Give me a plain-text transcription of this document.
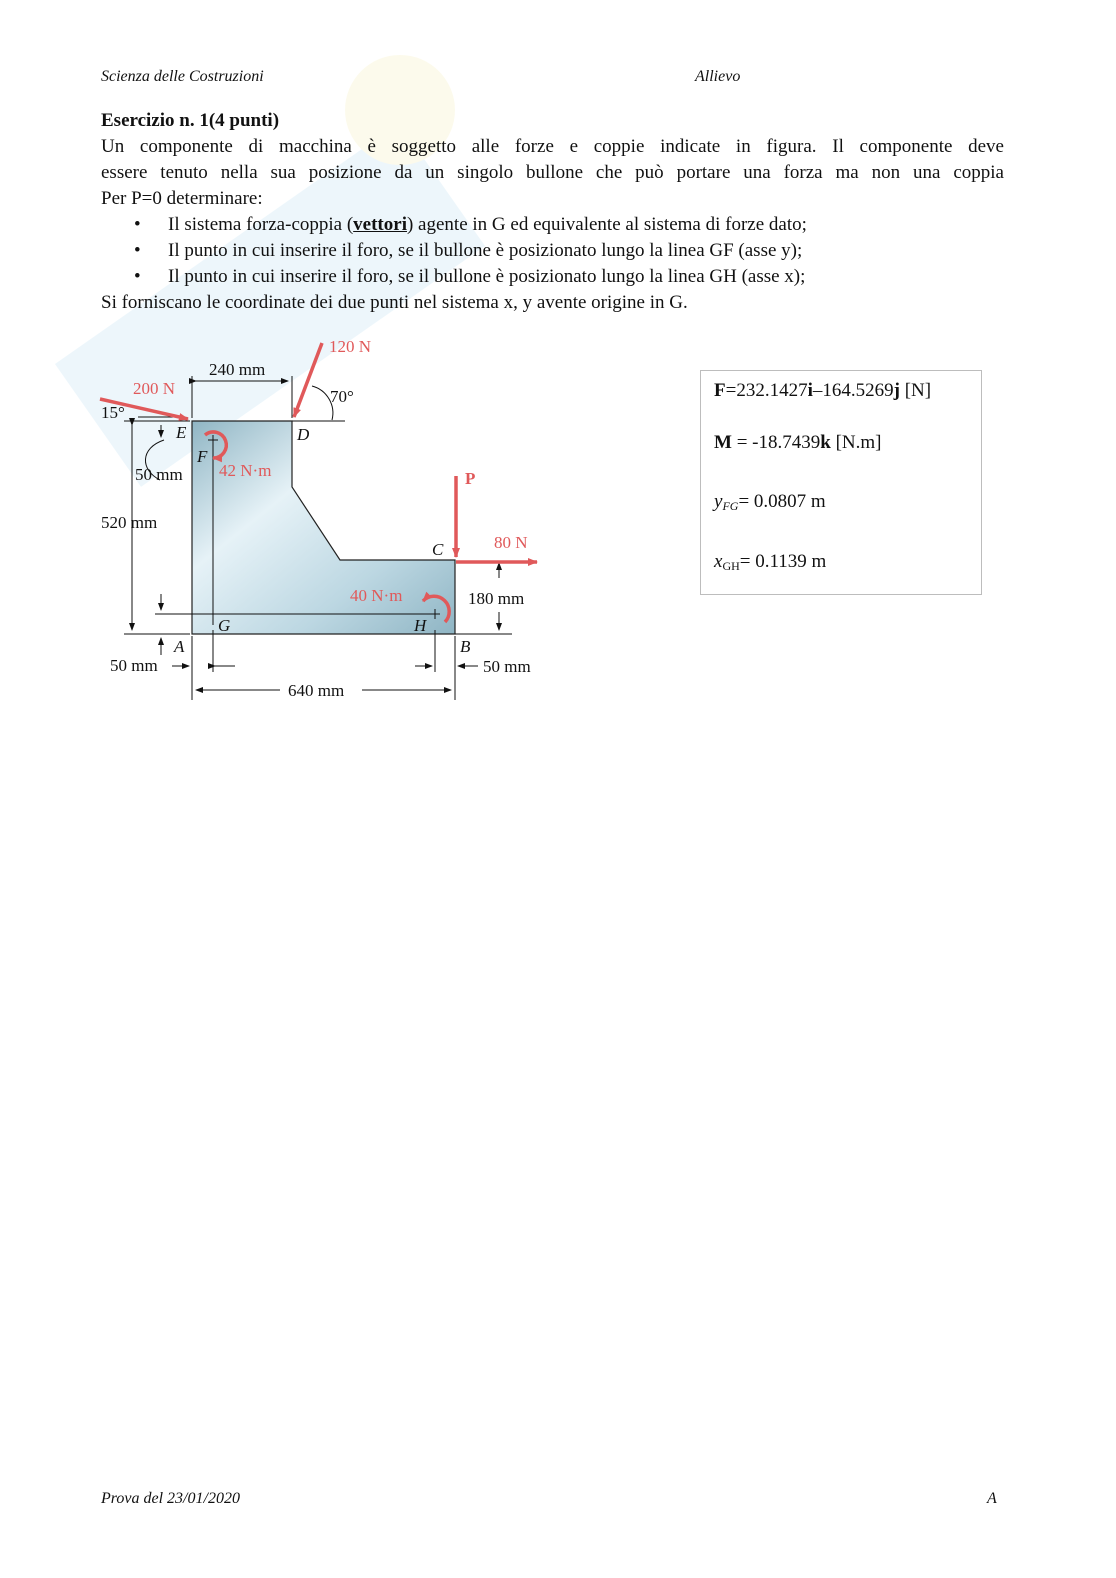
Scienza delle Costruzioni	Allievo

Esercizio n. 1(4 punti)

Un componente di macchina è soggetto alle forze e coppie indicate in figura. Il componente deve

essere tenuto nella sua posizione da un singolo bullone che può portare una forza ma non una coppia

Per P=0 determinare:

• Il sistema forza-coppia (vettori) agente in G ed equivalente al sistema di forze dato;
• Il punto in cui inserire il foro, se il bullone è posizionato lungo la linea GF (asse y);
• Il punto in cui inserire il foro, se il bullone è posizionato lungo la linea GH (asse x);

Si forniscano le coordinate dei due punti nel sistema x, y avente origine in G.

120 N
240 mm
200 N	70°
15°
E	D
F
42 N·m
50 mm	P
520 mm
C	80 N
40 N·m	180 mm
G	H
A	B
50 mm	50 mm
640 mm
F=232.1427i–164.5269j [N]
M = -18.7439k [N.m]
$y_{FG}= 0.0807$ m
$x_{GH}= 0.1139$ m
Prova del 23/01/2020	A
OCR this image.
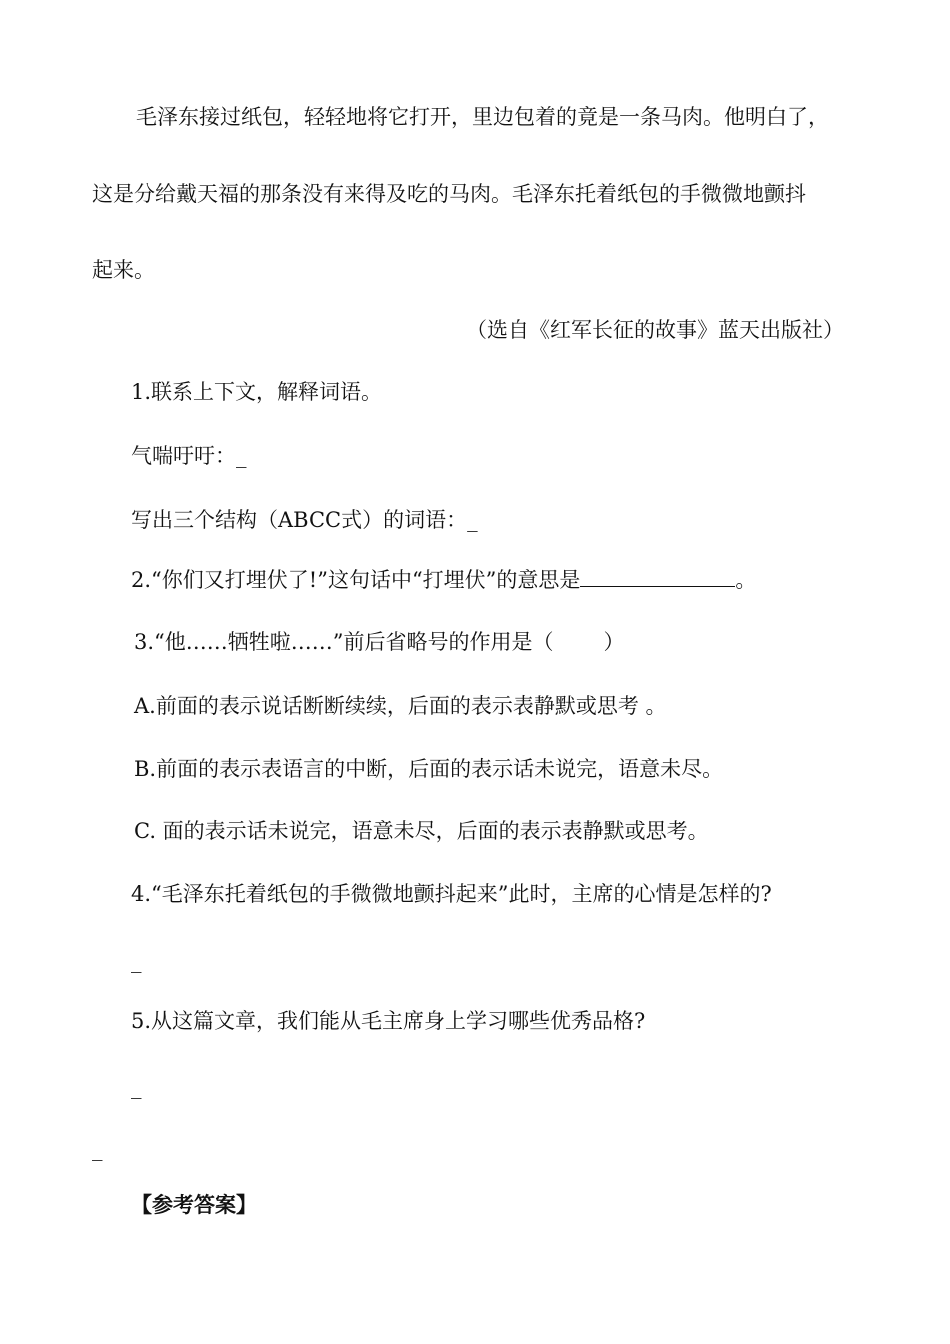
毛泽东接过纸包，轻轻地将它打开，里边包着的竟是一条马肉。他明白了，
这是分给戴天福的那条没有来得及吃的马肉。毛泽东托着纸包的手微微地颤抖
起来。
（选自《红军长征的故事》蓝天出版社）
1.联系上下文，解释词语。
气喘吁吁：_
写出三个结构（ABCC式）的词语：_
2.“你们又打埋伏了!”这句话中“打埋伏”的意思是	。
3.“他……牺牲啦……”前后省略号的作用是（ ）
A.前面的表示说话断断续续，后面的表示表静默或思考 。
B.前面的表示表语言的中断，后面的表示话未说完，语意未尽。
C. 面的表示话未说完，语意未尽，后面的表示表静默或思考。
4.“毛泽东托着纸包的手微微地颤抖起来”此时，主席的心情是怎样的?
_
5.从这篇文章，我们能从毛主席身上学习哪些优秀品格?
_
_
【参考答案】
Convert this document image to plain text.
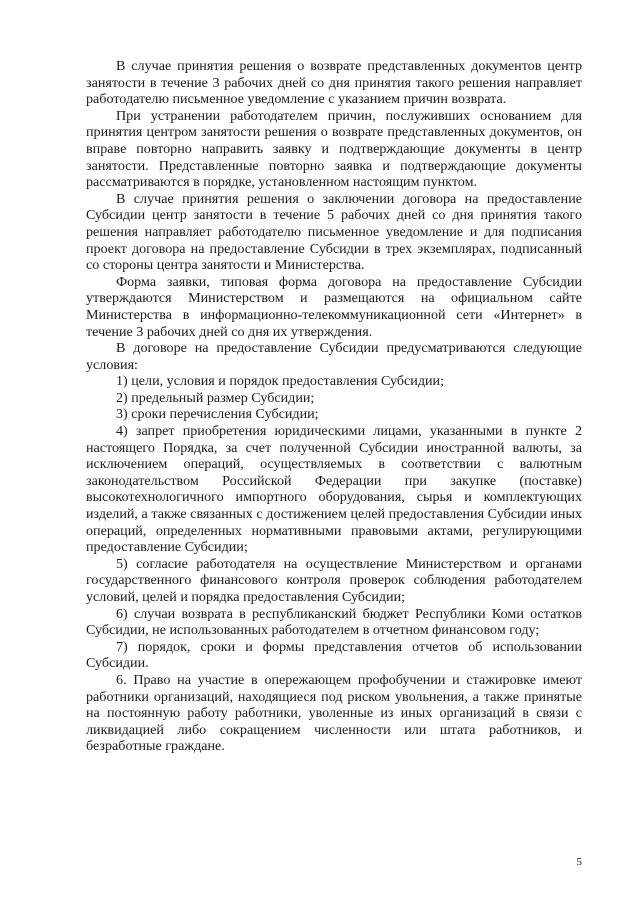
В случае принятия решения о возврате представленных документов центр занятости в течение 3 рабочих дней со дня принятия такого решения направляет работодателю письменное уведомление с указанием причин возврата.

При устранении работодателем причин, послуживших основанием для принятия центром занятости решения о возврате представленных документов, он вправе повторно направить заявку и подтверждающие документы в центр занятости. Представленные повторно заявка и подтверждающие документы рассматриваются в порядке, установленном настоящим пунктом.

В случае принятия решения о заключении договора на предоставление Субсидии центр занятости в течение 5 рабочих дней со дня принятия такого решения направляет работодателю письменное уведомление и для подписания проект договора на предоставление Субсидии в трех экземплярах, подписанный со стороны центра занятости и Министерства.

Форма заявки, типовая форма договора на предоставление Субсидии утверждаются Министерством и размещаются на официальном сайте Министерства в информационно-телекоммуникационной сети «Интернет» в течение 3 рабочих дней со дня их утверждения.

В договоре на предоставление Субсидии предусматриваются следующие условия:

1) цели, условия и порядок предоставления Субсидии;

2) предельный размер Субсидии;

3) сроки перечисления Субсидии;

4) запрет приобретения юридическими лицами, указанными в пункте 2 настоящего Порядка, за счет полученной Субсидии иностранной валюты, за исключением операций, осуществляемых в соответствии с валютным законодательством Российской Федерации при закупке (поставке) высокотехнологичного импортного оборудования, сырья и комплектующих изделий, а также связанных с достижением целей предоставления Субсидии иных операций, определенных нормативными правовыми актами, регулирующими предоставление Субсидии;

5) согласие работодателя на осуществление Министерством и органами государственного финансового контроля проверок соблюдения работодателем условий, целей и порядка предоставления Субсидии;

6) случаи возврата в республиканский бюджет Республики Коми остатков Субсидии, не использованных работодателем в отчетном финансовом году;

7) порядок, сроки и формы представления отчетов об использовании Субсидии.

6. Право на участие в опережающем профобучении и стажировке имеют работники организаций, находящиеся под риском увольнения, а также принятые на постоянную работу работники, уволенные из иных организаций в связи с ликвидацией либо сокращением численности или штата работников, и безработные граждане.

5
-=-=-=-=-
Your task
Every line of the listing that holds "punto" should be found and copied.

Answer to this problem
• Il punto in cui inserire il foro, se il bullone è posizionato lungo la linea GF (asse y);
• Il punto in cui inserire il foro, se il bullone è posizionato lungo la linea GH (asse x);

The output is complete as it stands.